§ **Instructions to follow**
All of the data must be printed exactly; please include every line.

[Items listed in a dataset]
◇ ◇ ◇ ◇ ◇ ◇ ◇

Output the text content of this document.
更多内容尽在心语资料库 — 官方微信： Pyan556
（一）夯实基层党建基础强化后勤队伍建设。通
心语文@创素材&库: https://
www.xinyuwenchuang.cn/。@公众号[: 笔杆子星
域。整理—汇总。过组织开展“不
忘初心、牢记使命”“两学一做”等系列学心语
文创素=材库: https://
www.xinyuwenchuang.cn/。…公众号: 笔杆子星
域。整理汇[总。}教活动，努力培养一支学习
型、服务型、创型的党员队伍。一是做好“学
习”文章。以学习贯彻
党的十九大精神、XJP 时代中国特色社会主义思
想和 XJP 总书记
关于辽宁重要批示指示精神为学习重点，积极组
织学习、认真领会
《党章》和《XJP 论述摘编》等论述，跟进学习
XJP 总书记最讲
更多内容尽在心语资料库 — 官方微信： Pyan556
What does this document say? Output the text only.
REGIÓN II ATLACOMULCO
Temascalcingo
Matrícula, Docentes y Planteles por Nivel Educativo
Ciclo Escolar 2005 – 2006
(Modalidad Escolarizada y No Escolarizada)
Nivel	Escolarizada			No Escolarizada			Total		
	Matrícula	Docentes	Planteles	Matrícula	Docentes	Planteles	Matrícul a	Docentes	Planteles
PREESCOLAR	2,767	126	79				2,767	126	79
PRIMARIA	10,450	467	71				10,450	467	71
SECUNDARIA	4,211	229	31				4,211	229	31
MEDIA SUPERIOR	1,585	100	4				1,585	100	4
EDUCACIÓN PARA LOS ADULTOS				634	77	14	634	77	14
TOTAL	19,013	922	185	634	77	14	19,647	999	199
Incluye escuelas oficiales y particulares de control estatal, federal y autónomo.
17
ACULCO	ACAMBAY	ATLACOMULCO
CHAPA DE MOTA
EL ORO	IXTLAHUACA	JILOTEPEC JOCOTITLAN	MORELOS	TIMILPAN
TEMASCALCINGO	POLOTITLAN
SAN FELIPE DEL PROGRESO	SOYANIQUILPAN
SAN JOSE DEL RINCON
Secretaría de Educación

◇ ◇ ◇ ◇ ◇ ◇ ◇

§ **Worked solution**
Output the text content of this document.
更多内容尽在心语资料库 — 官方微信： Pyan556
（一）夯实基层党建基础强化后勤队伍建设。通
心语文@创素材&库: https://
www.xinyuwenchuang.cn/。@公众号[: 笔杆子星
域。整理—汇总。过组织开展“不
忘初心、牢记使命”“两学一做”等系列学心语
文创素=材库: https://
www.xinyuwenchuang.cn/。…公众号: 笔杆子星
域。整理汇[总。}教活动，努力培养一支学习
型、服务型、创型的党员队伍。一是做好“学
习”文章。以学习贯彻
党的十九大精神、XJP 时代中国特色社会主义思
想和 XJP 总书记
关于辽宁重要批示指示精神为学习重点，积极组
织学习、认真领会
《党章》和《XJP 论述摘编》等论述，跟进学习
XJP 总书记最讲
更多内容尽在心语资料库 — 官方微信： Pyan556
What does this document say? Output the text only.
REGIÓN II ATLACOMULCO
Temascalcingo
Matrícula, Docentes y Planteles por Nivel Educativo
Ciclo Escolar 2005 – 2006
(Modalidad Escolarizada y No Escolarizada)
Nivel	Escolarizada			No Escolarizada			Total		
	Matrícula	Docentes	Planteles	Matrícula	Docentes	Planteles	Matrícul a	Docentes	Planteles
PREESCOLAR	2,767	126	79				2,767	126	79
PRIMARIA	10,450	467	71				10,450	467	71
SECUNDARIA	4,211	229	31				4,211	229	31
MEDIA SUPERIOR	1,585	100	4				1,585	100	4
EDUCACIÓN PARA LOS ADULTOS				634	77	14	634	77	14
TOTAL	19,013	922	185	634	77	14	19,647	999	199
Incluye escuelas oficiales y particulares de control estatal, federal y autónomo.
17
ACULCO	ACAMBAY	ATLACOMULCO
CHAPA DE MOTA
EL ORO	IXTLAHUACA	JILOTEPEC JOCOTITLAN	MORELOS	TIMILPAN
TEMASCALCINGO	POLOTITLAN
SAN FELIPE DEL PROGRESO	SOYANIQUILPAN
SAN JOSE DEL RINCON
Secretaría de Educación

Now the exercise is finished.